EXERCISE REQUIREMENTS => Copy out each line of the listing that has the word "Порядку" in it.

>> BEGIN ENTRIES

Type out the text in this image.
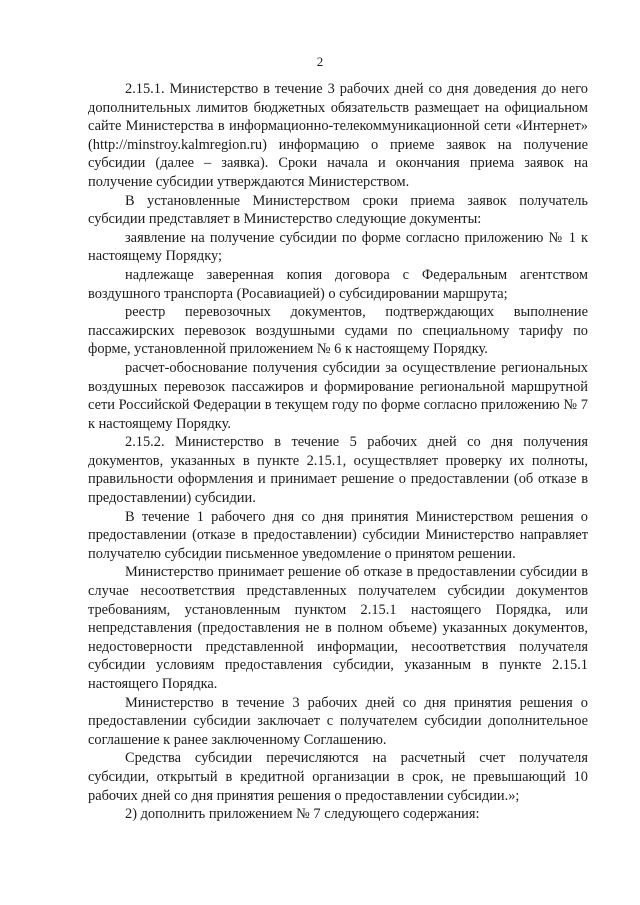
2

2.15.1. Министерство в течение 3 рабочих дней со дня доведения до него дополнительных лимитов бюджетных обязательств размещает на официальном сайте Министерства в информационно-телекоммуникационной сети «Интернет» (http://minstroy.kalmregion.ru) информацию о приеме заявок на получение субсидии (далее – заявка). Сроки начала и окончания приема заявок на получение субсидии утверждаются Министерством.

В установленные Министерством сроки приема заявок получатель субсидии представляет в Министерство следующие документы:

заявление на получение субсидии по форме согласно приложению № 1 к настоящему Порядку;

надлежаще заверенная копия договора с Федеральным агентством воздушного транспорта (Росавиацией) о субсидировании маршрута;

реестр перевозочных документов, подтверждающих выполнение пассажирских перевозок воздушными судами по специальному тарифу по форме, установленной приложением № 6 к настоящему Порядку.

расчет-обоснование получения субсидии за осуществление региональных воздушных перевозок пассажиров и формирование региональной маршрутной сети Российской Федерации в текущем году по форме согласно приложению № 7 к настоящему Порядку.

2.15.2. Министерство в течение 5 рабочих дней со дня получения документов, указанных в пункте 2.15.1, осуществляет проверку их полноты, правильности оформления и принимает решение о предоставлении (об отказе в предоставлении) субсидии.

В течение 1 рабочего дня со дня принятия Министерством решения о предоставлении (отказе в предоставлении) субсидии Министерство направляет получателю субсидии письменное уведомление о принятом решении.

Министерство принимает решение об отказе в предоставлении субсидии в случае несоответствия представленных получателем субсидии документов требованиям, установленным пунктом 2.15.1 настоящего Порядка, или непредставления (предоставления не в полном объеме) указанных документов, недостоверности представленной информации, несоответствия получателя субсидии условиям предоставления субсидии, указанным в пункте 2.15.1 настоящего Порядка.

Министерство в течение 3 рабочих дней со дня принятия решения о предоставлении субсидии заключает с получателем субсидии дополнительное соглашение к ранее заключенному Соглашению.

Средства субсидии перечисляются на расчетный счет получателя субсидии, открытый в кредитной организации в срок, не превышающий 10 рабочих дней со дня принятия решения о предоставлении субсидии.»;

2) дополнить приложением № 7 следующего содержания:
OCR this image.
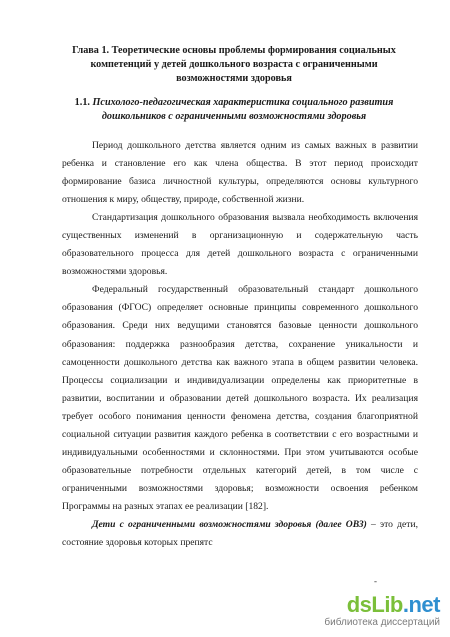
Глава 1. Теоретические основы проблемы формирования социальных компетенций у детей дошкольного возраста с ограниченными возможностями здоровья
1.1. Психолого-педагогическая характеристика социального развития дошкольников с ограниченными возможностями здоровья

Период дошкольного детства является одним из самых важных в развитии ребенка и становление его как члена общества. В этот период происходит формирование базиса личностной культуры, определяются основы культурного отношения к миру, обществу, природе, собственной жизни.

Стандартизация дошкольного образования вызвала необходимость включения существенных изменений в организационную и содержательную часть образовательного процесса для детей дошкольного возраста с ограниченными возможностями здоровья.

Федеральный государственный образовательный стандарт дошкольного образования (ФГОС) определяет основные принципы современного дошкольного образования. Среди них ведущими становятся базовые ценности дошкольного образования: поддержка разнообразия детства, сохранение уникальности и самоценности дошкольного детства как важного этапа в общем развитии человека. Процессы социализации и индивидуализации определены как приоритетные в развитии, воспитании и образовании детей дошкольного возраста. Их реализация требует особого понимания ценности феномена детства, создания благоприятной социальной ситуации развития каждого ребенка в соответствии с его возрастными и индивидуальными особенностями и склонностями. При этом учитываются особые образовательные потребности отдельных категорий детей, в том числе с ограниченными возможностями здоровья; возможности освоения ребенком Программы на разных этапах ее реализации [182].

Дети с ограниченными возможностями здоровья (далее ОВЗ) – это дети, состояние здоровья которых препятс

-
dsLib.net
библиотека диссертаций
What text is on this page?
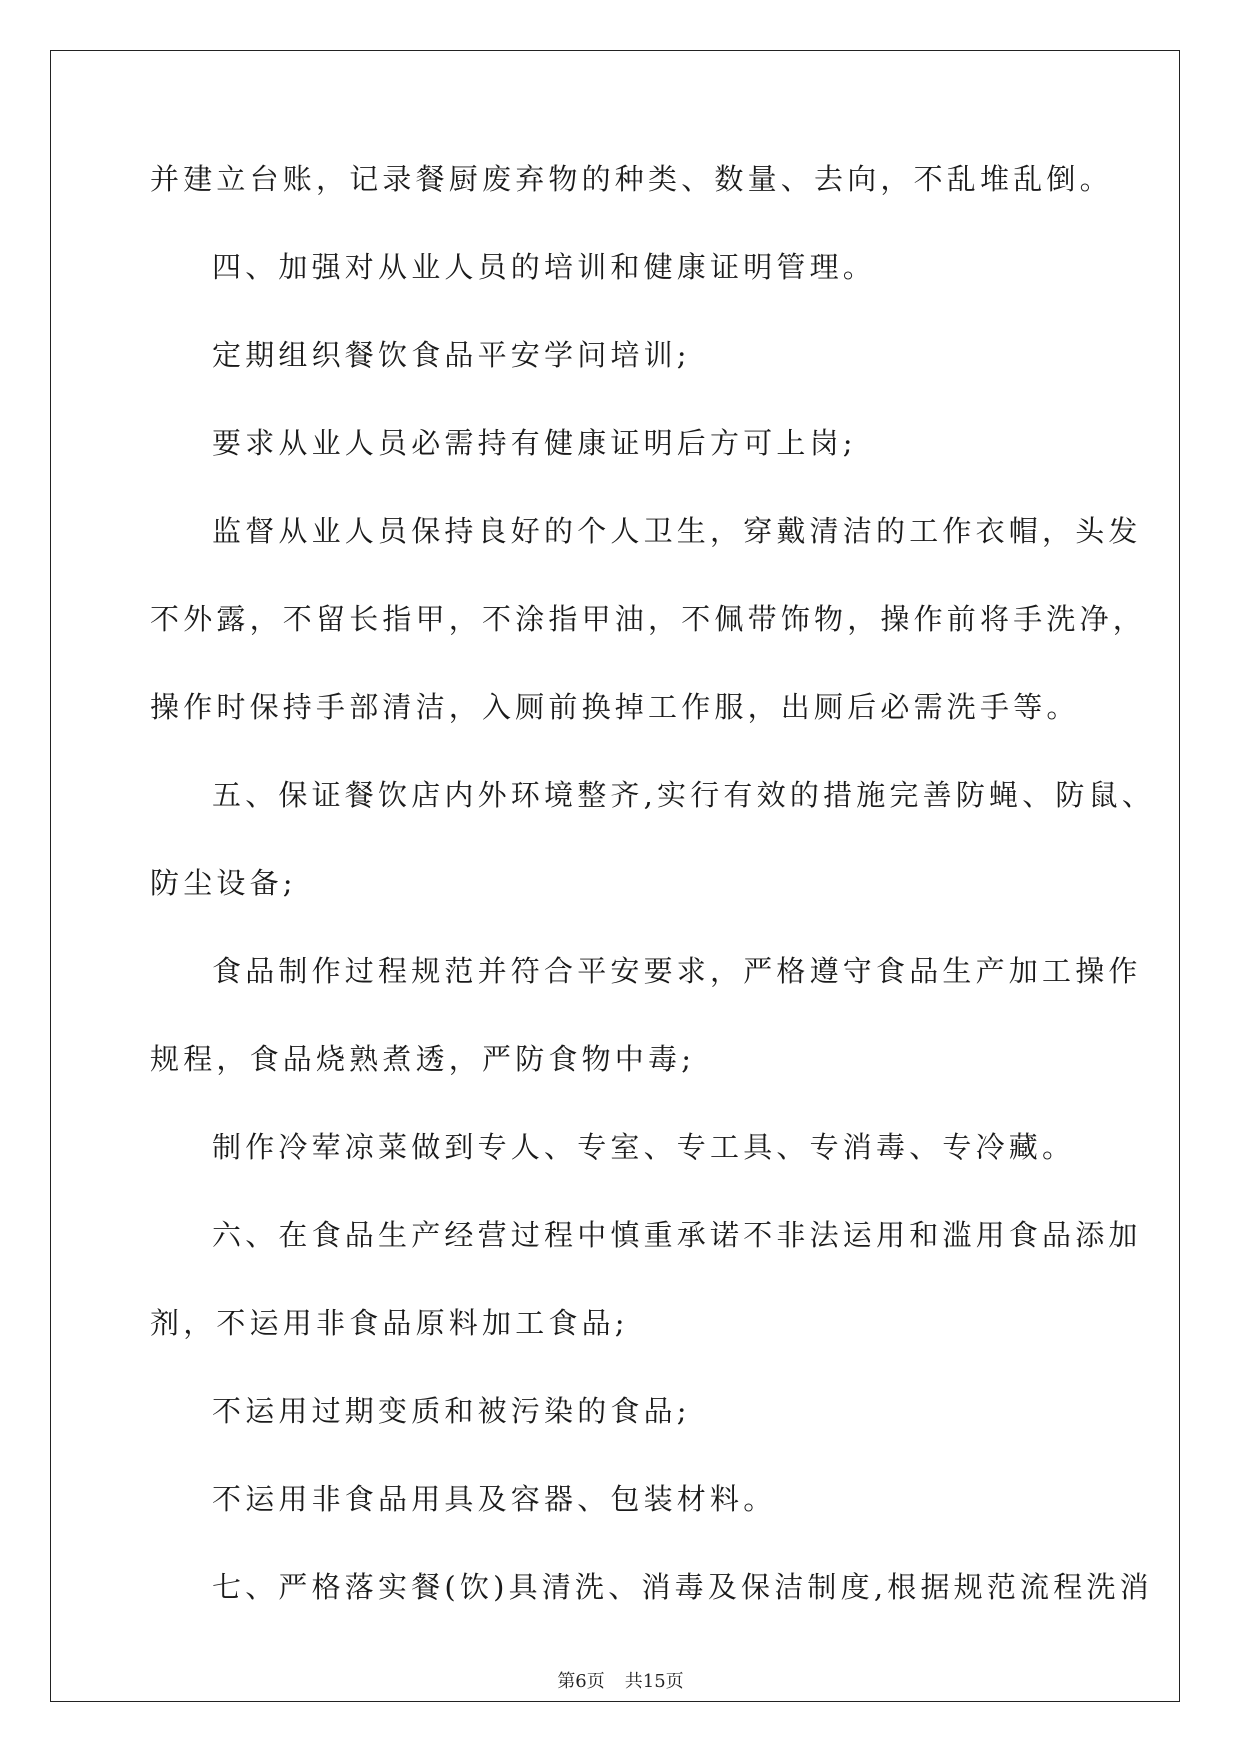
并建立台账，记录餐厨废弃物的种类、数量、去向，不乱堆乱倒。

四、加强对从业人员的培训和健康证明管理。

定期组织餐饮食品平安学问培训;

要求从业人员必需持有健康证明后方可上岗;

监督从业人员保持良好的个人卫生，穿戴清洁的工作衣帽，头发

不外露，不留长指甲，不涂指甲油，不佩带饰物，操作前将手洗净，

操作时保持手部清洁，入厕前换掉工作服，出厕后必需洗手等。

五、保证餐饮店内外环境整齐,实行有效的措施完善防蝇、防鼠、

防尘设备;

食品制作过程规范并符合平安要求，严格遵守食品生产加工操作

规程，食品烧熟煮透，严防食物中毒;

制作冷荤凉菜做到专人、专室、专工具、专消毒、专冷藏。

六、在食品生产经营过程中慎重承诺不非法运用和滥用食品添加

剂，不运用非食品原料加工食品;

不运用过期变质和被污染的食品;

不运用非食品用具及容器、包装材料。

七、严格落实餐(饮)具清洗、消毒及保洁制度,根据规范流程洗消

第6页 共15页
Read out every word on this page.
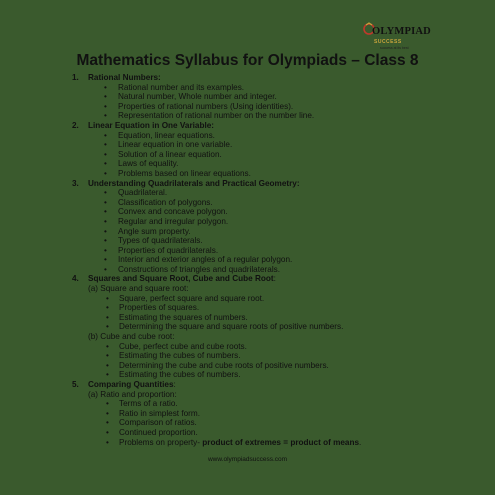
OLYMPIAD
SUCCESS
success at its best
Mathematics Syllabus for Olympiads – Class 8
1. Rational Numbers:
• Rational number and its examples.
• Natural number, Whole number and integer.
• Properties of rational numbers (Using identities).
• Representation of rational number on the number line.
2. Linear Equation in One Variable:
• Equation, linear equations.
• Linear equation in one variable.
• Solution of a linear equation.
• Laws of equality.
• Problems based on linear equations.
3. Understanding Quadrilaterals and Practical Geometry:
• Quadrilateral.
• Classification of polygons.
• Convex and concave polygon.
• Regular and irregular polygon.
• Angle sum property.
• Types of quadrilaterals.
• Properties of quadrilaterals.
• Interior and exterior angles of a regular polygon.
• Constructions of triangles and quadrilaterals.
4. Squares and Square Root, Cube and Cube Root:
(a) Square and square root:
• Square, perfect square and square root.
• Properties of squares.
• Estimating the squares of numbers.
• Determining the square and square roots of positive numbers.
(b) Cube and cube root:
• Cube, perfect cube and cube roots.
• Estimating the cubes of numbers.
• Determining the cube and cube roots of positive numbers.
• Estimating the cubes of numbers.
5. Comparing Quantities:
(a) Ratio and proportion:
• Terms of a ratio.
• Ratio in simplest form.
• Comparison of ratios.
• Continued proportion.
• Problems on property- product of extremes = product of means.
www.olympiadsuccess.com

>> END ENTRIES

WRITTEN RESPONSE =>
заявление на получение субсидии по форме согласно приложению № 1 к настоящему Порядку;
реестр перевозочных документов, подтверждающих выполнение пассажирских перевозок воздушными судами по специальному тарифу по форме, установленной приложением № 6 к настоящему Порядку.
расчет-обоснование получения субсидии за осуществление региональных воздушных перевозок пассажиров и формирование региональной маршрутной сети Российской Федерации в текущем году по форме согласно приложению № 7 к настоящему Порядку.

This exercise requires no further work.